**Objective**
Scan the data below. Pull out each line where "average" occurs.

**Records to use**
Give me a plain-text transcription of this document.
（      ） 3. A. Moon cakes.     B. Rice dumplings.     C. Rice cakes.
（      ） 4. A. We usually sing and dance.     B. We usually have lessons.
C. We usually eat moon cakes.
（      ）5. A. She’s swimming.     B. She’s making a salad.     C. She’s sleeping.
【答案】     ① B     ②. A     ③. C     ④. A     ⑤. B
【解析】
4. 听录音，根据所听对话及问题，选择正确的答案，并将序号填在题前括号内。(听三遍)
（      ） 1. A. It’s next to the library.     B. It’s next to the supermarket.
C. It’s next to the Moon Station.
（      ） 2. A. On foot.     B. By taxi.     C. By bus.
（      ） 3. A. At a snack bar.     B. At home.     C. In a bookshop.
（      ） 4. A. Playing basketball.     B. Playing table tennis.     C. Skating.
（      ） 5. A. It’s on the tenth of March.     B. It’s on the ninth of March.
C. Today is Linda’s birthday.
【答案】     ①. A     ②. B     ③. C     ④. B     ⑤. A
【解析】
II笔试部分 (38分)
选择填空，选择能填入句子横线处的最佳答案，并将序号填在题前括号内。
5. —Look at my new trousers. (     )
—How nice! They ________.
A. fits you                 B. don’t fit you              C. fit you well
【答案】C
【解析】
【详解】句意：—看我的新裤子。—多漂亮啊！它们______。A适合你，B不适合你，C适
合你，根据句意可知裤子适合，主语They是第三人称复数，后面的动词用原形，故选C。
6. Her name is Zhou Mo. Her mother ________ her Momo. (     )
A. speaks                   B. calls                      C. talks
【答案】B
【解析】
--
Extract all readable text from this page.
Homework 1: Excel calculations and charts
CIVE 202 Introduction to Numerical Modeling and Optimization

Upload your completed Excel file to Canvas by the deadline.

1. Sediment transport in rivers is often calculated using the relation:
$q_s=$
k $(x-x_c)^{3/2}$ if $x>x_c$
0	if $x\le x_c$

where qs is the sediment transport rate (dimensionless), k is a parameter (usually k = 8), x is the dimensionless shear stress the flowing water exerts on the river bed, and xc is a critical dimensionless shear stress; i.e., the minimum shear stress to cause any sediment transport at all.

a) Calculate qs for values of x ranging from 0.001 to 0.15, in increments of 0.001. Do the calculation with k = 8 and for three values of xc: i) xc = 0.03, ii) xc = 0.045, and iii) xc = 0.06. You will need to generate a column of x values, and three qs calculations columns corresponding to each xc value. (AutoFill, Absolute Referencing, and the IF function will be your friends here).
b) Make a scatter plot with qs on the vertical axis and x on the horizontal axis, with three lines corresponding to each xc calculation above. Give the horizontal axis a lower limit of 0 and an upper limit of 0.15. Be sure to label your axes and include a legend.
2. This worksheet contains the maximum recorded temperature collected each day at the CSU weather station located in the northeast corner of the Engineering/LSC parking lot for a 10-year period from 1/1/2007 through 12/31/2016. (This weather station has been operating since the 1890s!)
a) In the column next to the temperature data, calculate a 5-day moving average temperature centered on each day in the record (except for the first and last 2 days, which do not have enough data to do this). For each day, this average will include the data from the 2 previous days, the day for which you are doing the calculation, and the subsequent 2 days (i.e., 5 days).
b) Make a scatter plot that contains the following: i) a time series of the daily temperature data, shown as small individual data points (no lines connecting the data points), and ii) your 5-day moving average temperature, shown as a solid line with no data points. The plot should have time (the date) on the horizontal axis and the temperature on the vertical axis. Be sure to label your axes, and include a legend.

**Task output**
a) In the column next to the temperature data, calculate a 5-day moving average temperature centered on each day in the record (except for the first and last 2 days, which do not have enough data to do this). For each day, this average will include the data from the 2 previous days, the day for which you are doing the calculation, and the subsequent 2 days (i.e., 5 days).
b) Make a scatter plot that contains the following: i) a time series of the daily temperature data, shown as small individual data points (no lines connecting the data points), and ii) your 5-day moving average temperature, shown as a solid line with no data points. The plot should have time (the date) on the horizontal axis and the temperature on the vertical axis. Be sure to label your axes, and include a legend.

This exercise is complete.